# Information provided
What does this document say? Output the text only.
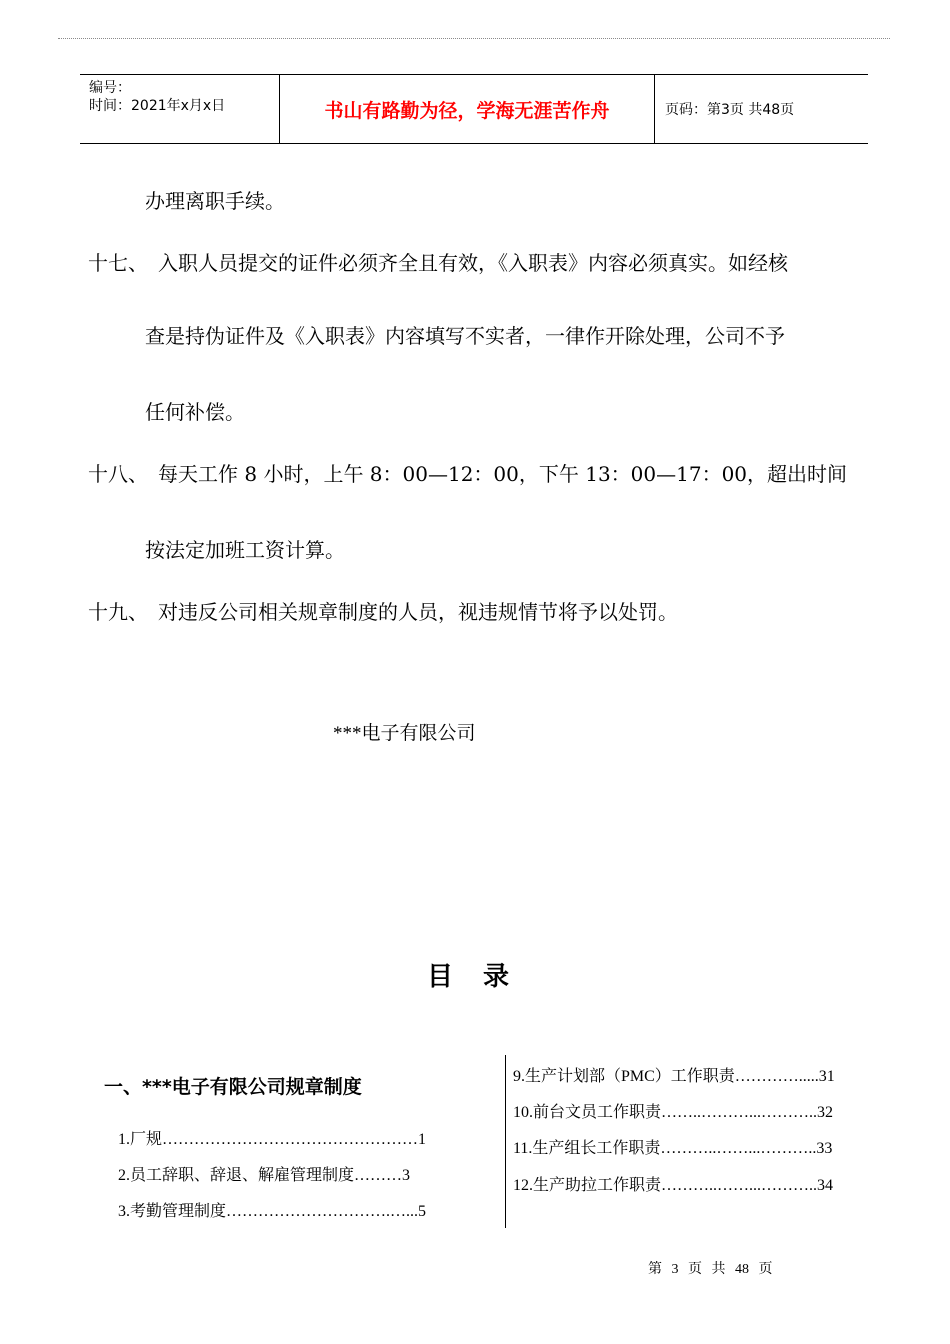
编号：
时间：2021年x月x日	书山有路勤为径，学海无涯苦作舟	页码：第3页 共48页
办理离职手续。
十七、 入职人员提交的证件必须齐全且有效，《入职表》内容必须真实。如经核
查是持伪证件及《入职表》内容填写不实者，一律作开除处理，公司不予
任何补偿。
十八、 每天工作 8 小时，上午 8：00—12：00，下午 13：00—17：00，超出时间
按法定加班工资计算。
十九、 对违反公司相关规章制度的人员，视违规情节将予以处罚。
***电子有限公司
目录
一、***电子有限公司规章制度
1.厂规…………………………………………1
2.员工辞职、辞退、解雇管理制度………3
3.考勤管理制度………………………….…...5
9.生产计划部（PMC）工作职责………….....31
10.前台文员工作职责……..………...………..32
11.生产组长工作职责………..……...………..33
12.生产助拉工作职责………..……...………..34
第 3 页 共 48 页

# Task prompt
Give back every line exactly as it stands, pictures excluded.

# Solved problem
What does this document say? Output the text only.
编号：
时间：2021年x月x日	书山有路勤为径，学海无涯苦作舟	页码：第3页 共48页
办理离职手续。
十七、 入职人员提交的证件必须齐全且有效，《入职表》内容必须真实。如经核
查是持伪证件及《入职表》内容填写不实者，一律作开除处理，公司不予
任何补偿。
十八、 每天工作 8 小时，上午 8：00—12：00，下午 13：00—17：00，超出时间
按法定加班工资计算。
十九、 对违反公司相关规章制度的人员，视违规情节将予以处罚。
***电子有限公司
目录
一、***电子有限公司规章制度
1.厂规…………………………………………1
2.员工辞职、辞退、解雇管理制度………3
3.考勤管理制度………………………….…...5
9.生产计划部（PMC）工作职责………….....31
10.前台文员工作职责……..………...………..32
11.生产组长工作职责………..……...………..33
12.生产助拉工作职责………..……...………..34
第 3 页 共 48 页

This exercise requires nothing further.